Work to be completed: Report the number of lines that hold the string "Driveshaft". Leave out any other text.

Records to process:
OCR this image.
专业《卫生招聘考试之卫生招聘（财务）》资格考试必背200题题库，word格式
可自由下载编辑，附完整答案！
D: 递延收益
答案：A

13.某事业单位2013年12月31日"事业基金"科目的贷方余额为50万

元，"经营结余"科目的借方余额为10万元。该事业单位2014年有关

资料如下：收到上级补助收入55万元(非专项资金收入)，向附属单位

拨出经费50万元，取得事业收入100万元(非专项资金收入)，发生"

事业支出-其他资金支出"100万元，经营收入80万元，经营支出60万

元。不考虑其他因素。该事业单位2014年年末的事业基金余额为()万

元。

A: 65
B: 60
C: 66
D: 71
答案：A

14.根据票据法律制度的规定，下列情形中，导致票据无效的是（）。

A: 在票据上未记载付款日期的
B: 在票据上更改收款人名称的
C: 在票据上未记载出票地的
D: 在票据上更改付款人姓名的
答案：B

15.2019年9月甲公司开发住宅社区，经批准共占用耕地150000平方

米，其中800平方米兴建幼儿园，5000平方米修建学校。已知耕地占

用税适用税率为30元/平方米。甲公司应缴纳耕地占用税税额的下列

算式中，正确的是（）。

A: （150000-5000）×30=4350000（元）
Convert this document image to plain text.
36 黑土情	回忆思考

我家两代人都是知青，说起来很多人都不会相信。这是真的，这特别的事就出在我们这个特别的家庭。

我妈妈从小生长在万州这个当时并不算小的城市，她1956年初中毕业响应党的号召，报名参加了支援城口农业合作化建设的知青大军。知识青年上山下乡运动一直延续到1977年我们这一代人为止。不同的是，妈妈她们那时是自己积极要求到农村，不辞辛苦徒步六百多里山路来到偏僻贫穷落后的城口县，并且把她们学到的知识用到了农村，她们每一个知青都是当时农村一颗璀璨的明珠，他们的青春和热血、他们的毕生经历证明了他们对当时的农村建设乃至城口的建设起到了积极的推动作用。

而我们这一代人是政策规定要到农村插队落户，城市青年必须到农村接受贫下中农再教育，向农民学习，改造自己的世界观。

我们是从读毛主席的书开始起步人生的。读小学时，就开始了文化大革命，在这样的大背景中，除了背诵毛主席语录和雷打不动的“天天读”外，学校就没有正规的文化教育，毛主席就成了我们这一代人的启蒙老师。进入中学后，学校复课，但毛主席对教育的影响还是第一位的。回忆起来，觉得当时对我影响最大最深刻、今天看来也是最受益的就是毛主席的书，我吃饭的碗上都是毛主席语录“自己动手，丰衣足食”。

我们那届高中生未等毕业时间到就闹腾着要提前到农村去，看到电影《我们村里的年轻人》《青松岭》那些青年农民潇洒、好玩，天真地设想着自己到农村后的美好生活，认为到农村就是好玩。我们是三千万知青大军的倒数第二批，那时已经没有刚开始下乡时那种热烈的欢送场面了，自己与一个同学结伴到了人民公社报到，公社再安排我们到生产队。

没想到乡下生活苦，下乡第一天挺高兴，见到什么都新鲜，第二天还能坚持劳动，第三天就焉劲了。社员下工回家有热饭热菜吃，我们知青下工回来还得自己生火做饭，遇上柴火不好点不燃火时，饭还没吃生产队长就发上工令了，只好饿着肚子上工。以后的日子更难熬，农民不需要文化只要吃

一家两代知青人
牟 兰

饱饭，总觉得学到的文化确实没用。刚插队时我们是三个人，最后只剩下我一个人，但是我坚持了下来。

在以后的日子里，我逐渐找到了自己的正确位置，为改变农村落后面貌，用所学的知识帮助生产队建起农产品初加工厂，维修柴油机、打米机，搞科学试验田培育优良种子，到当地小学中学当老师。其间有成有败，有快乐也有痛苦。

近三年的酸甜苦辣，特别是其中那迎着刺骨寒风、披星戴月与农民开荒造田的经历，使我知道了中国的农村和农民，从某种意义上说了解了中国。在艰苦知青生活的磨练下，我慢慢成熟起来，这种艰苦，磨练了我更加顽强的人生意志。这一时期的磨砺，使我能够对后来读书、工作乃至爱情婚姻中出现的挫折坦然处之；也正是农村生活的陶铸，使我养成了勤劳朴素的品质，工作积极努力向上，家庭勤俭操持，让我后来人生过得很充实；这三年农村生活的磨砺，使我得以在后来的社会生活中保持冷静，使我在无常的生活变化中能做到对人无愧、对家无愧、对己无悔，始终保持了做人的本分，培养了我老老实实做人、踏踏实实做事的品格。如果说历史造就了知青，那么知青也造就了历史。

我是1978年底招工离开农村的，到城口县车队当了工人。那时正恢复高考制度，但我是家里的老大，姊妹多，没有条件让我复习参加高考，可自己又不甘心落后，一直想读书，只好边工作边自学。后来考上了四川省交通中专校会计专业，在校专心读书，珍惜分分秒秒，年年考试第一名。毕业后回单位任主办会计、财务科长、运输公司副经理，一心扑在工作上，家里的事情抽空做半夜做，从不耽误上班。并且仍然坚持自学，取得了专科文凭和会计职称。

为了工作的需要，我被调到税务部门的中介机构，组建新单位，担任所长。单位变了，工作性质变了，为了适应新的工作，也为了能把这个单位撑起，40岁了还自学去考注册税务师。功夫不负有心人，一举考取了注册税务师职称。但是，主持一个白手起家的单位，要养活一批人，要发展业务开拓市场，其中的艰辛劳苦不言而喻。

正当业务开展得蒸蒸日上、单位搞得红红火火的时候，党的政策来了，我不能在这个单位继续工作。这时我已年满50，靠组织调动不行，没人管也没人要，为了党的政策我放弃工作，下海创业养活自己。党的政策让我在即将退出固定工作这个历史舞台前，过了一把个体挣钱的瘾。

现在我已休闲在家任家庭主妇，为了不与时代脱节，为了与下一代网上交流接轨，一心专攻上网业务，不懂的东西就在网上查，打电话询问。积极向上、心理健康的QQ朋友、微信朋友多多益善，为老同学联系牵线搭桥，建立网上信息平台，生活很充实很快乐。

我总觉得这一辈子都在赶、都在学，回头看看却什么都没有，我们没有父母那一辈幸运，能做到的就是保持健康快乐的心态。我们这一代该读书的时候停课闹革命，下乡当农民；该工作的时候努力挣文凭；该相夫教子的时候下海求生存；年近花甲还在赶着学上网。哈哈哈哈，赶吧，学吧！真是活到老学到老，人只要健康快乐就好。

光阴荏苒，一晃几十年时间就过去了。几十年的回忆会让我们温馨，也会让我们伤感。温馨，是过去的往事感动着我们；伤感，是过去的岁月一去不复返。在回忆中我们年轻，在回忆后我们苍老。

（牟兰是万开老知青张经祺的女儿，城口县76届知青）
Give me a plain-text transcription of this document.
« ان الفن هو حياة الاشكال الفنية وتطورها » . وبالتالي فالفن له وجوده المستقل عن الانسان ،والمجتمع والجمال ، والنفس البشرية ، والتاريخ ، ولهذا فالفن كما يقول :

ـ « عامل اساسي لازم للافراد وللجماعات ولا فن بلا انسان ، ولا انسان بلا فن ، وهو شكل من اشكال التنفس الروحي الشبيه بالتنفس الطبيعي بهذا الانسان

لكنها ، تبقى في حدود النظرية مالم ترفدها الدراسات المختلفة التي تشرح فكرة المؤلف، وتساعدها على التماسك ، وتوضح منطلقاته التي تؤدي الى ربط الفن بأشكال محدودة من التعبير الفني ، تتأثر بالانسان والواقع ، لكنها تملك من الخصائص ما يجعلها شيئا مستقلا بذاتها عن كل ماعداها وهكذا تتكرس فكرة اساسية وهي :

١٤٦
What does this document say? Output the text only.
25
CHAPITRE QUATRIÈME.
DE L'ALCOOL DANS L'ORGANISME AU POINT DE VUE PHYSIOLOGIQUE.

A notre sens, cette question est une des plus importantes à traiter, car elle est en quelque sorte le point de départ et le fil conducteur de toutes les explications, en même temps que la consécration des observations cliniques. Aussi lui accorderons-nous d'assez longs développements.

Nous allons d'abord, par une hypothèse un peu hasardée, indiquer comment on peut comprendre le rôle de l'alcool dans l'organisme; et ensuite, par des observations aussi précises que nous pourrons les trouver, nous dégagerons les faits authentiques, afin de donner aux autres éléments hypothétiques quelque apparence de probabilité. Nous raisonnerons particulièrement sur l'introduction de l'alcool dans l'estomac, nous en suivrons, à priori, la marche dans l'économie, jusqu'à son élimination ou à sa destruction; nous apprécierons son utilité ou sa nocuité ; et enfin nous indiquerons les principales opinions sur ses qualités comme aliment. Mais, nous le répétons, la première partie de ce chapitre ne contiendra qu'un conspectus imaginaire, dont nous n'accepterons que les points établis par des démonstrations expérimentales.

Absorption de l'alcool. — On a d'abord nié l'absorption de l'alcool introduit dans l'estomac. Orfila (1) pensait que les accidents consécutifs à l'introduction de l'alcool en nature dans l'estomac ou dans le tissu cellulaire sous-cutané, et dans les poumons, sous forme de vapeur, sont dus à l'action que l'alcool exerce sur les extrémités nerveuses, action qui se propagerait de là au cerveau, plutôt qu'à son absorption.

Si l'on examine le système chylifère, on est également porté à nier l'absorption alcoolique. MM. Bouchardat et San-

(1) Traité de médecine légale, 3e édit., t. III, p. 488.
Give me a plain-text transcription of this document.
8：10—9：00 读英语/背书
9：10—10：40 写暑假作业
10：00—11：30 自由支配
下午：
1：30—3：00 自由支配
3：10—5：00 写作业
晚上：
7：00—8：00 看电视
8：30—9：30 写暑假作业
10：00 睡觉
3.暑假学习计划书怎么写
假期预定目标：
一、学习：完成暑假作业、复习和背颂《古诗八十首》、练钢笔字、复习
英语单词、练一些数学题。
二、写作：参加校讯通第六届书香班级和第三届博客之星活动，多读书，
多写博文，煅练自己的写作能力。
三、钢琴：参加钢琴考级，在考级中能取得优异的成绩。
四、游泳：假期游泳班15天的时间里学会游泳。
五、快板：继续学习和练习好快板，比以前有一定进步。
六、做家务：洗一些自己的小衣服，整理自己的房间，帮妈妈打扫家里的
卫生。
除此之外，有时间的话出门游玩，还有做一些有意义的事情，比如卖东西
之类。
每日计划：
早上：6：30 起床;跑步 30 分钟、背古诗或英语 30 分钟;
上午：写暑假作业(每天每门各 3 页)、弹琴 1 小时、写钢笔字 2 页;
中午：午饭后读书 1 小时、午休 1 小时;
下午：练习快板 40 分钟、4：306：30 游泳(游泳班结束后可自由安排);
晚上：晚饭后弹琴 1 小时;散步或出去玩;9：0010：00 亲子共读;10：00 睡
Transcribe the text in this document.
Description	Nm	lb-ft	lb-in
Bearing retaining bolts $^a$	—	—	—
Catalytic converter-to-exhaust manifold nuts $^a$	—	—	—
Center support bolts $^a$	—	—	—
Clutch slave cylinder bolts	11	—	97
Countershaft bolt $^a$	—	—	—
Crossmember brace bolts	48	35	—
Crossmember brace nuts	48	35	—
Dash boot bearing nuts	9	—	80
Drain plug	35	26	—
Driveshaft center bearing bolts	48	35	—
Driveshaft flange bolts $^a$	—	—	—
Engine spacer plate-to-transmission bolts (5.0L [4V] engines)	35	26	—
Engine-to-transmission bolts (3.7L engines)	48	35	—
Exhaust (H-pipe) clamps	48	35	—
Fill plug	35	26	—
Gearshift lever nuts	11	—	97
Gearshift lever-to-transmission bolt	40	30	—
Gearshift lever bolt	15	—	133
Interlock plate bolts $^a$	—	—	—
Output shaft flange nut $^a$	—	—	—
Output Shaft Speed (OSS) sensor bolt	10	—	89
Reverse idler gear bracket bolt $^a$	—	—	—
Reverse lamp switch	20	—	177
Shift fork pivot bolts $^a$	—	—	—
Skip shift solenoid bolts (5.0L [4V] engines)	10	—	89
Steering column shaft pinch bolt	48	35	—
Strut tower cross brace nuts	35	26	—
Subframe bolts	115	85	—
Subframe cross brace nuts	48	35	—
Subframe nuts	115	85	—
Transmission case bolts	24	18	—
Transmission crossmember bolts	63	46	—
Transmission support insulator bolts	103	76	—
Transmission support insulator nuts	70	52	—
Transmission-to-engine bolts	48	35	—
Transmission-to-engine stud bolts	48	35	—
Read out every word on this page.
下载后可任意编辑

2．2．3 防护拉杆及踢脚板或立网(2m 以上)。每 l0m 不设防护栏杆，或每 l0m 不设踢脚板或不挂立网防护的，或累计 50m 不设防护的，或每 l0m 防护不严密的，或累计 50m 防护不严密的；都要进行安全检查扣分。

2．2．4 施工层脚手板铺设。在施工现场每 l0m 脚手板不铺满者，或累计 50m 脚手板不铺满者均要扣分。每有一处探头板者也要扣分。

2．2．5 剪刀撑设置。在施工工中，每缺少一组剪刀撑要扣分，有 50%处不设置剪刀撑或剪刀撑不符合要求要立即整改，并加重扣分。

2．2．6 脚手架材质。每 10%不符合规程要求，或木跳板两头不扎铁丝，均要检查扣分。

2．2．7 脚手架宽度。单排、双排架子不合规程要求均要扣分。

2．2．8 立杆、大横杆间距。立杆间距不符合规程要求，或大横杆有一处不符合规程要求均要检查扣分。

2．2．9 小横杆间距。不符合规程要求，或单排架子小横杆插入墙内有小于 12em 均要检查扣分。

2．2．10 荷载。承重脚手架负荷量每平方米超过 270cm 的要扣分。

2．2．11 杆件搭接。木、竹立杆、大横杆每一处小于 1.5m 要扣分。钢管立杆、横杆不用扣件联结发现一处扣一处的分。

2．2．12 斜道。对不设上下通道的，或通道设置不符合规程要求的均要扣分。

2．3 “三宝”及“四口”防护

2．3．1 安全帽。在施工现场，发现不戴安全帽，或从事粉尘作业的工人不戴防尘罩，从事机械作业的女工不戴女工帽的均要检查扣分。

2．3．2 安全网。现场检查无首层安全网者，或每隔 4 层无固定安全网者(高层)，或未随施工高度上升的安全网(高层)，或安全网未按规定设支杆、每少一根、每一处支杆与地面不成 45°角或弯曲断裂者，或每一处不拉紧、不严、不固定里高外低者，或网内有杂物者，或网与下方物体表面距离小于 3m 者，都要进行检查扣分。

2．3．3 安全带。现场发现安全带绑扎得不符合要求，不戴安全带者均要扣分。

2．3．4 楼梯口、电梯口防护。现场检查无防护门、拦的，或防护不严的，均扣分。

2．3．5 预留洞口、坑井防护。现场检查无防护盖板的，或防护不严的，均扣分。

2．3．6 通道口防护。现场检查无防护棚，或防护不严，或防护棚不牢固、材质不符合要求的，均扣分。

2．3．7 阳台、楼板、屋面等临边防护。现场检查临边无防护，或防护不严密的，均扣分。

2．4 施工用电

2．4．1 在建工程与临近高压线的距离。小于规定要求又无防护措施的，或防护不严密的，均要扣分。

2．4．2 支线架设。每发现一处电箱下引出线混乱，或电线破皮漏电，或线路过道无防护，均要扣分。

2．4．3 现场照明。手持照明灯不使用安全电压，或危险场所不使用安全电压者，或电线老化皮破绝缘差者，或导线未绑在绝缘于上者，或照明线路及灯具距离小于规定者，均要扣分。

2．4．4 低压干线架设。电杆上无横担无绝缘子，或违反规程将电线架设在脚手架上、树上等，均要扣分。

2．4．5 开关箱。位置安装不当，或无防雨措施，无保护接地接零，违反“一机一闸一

Answer: 2